##### SUPPLIED INFORMATION #####
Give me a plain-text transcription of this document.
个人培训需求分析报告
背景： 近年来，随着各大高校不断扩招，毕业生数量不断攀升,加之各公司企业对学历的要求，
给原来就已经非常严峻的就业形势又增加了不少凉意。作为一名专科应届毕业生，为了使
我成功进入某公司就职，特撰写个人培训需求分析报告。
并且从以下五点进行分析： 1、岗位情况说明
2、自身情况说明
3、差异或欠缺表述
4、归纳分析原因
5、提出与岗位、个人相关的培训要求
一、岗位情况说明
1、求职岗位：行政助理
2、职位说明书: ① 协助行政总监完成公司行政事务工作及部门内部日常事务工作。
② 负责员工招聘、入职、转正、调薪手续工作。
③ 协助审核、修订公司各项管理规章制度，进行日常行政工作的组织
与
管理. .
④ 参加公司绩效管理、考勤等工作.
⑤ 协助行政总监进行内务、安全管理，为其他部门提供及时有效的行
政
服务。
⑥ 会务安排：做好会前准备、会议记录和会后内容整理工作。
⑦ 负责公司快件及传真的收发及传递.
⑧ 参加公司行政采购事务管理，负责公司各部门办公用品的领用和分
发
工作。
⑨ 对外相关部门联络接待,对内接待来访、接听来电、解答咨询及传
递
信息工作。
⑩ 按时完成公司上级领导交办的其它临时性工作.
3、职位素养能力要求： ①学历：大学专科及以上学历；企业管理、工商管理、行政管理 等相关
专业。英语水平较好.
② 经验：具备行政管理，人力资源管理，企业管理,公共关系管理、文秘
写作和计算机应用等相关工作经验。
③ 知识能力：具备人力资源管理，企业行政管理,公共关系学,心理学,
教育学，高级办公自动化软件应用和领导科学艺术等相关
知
#####
■ WHAT YOU ARE ASKED TO DO ■
Locate the word "企业管理" in the data above. Copy every line carrying it.

■ RESPONSE TO THIS EXERCISE ■
3、职位素养能力要求： ①学历：大学专科及以上学历；企业管理、工商管理、行政管理 等相关
② 经验：具备行政管理，人力资源管理，企业管理,公共关系管理、文秘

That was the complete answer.